The records:
_ _ _

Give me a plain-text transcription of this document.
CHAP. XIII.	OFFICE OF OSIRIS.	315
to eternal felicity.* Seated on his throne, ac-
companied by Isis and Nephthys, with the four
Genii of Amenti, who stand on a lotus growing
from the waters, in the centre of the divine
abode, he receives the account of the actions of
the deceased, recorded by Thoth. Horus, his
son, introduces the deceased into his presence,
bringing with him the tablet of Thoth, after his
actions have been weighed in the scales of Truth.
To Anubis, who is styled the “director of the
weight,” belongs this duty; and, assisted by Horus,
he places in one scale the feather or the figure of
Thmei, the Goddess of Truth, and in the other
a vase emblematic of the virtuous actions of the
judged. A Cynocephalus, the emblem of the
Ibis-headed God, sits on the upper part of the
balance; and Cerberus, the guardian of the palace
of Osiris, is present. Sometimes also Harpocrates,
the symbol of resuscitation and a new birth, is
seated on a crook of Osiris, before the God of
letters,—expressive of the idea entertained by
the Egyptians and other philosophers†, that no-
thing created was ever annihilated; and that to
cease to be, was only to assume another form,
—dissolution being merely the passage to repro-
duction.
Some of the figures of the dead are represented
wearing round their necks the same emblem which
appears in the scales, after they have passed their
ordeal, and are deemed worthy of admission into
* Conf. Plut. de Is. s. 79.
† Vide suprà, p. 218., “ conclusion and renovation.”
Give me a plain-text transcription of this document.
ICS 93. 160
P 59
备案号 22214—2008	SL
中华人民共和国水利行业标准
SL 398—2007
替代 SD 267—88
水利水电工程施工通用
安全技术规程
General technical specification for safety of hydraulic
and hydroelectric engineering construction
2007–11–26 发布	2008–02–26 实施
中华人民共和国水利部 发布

_ _ _

Requirement: Output all of the data above without any alteration.

Response for this exercise:
Give me a plain-text transcription of this document.
CHAP. XIII.	OFFICE OF OSIRIS.	315
to eternal felicity.* Seated on his throne, ac-
companied by Isis and Nephthys, with the four
Genii of Amenti, who stand on a lotus growing
from the waters, in the centre of the divine
abode, he receives the account of the actions of
the deceased, recorded by Thoth. Horus, his
son, introduces the deceased into his presence,
bringing with him the tablet of Thoth, after his
actions have been weighed in the scales of Truth.
To Anubis, who is styled the “director of the
weight,” belongs this duty; and, assisted by Horus,
he places in one scale the feather or the figure of
Thmei, the Goddess of Truth, and in the other
a vase emblematic of the virtuous actions of the
judged. A Cynocephalus, the emblem of the
Ibis-headed God, sits on the upper part of the
balance; and Cerberus, the guardian of the palace
of Osiris, is present. Sometimes also Harpocrates,
the symbol of resuscitation and a new birth, is
seated on a crook of Osiris, before the God of
letters,—expressive of the idea entertained by
the Egyptians and other philosophers†, that no-
thing created was ever annihilated; and that to
cease to be, was only to assume another form,
—dissolution being merely the passage to repro-
duction.
Some of the figures of the dead are represented
wearing round their necks the same emblem which
appears in the scales, after they have passed their
ordeal, and are deemed worthy of admission into
* Conf. Plut. de Is. s. 79.
† Vide suprà, p. 218., “ conclusion and renovation.”
Give me a plain-text transcription of this document.
ICS 93. 160
P 59
备案号 22214—2008	SL
中华人民共和国水利行业标准
SL 398—2007
替代 SD 267—88
水利水电工程施工通用
安全技术规程
General technical specification for safety of hydraulic
and hydroelectric engineering construction
2007–11–26 发布	2008–02–26 实施
中华人民共和国水利部 发布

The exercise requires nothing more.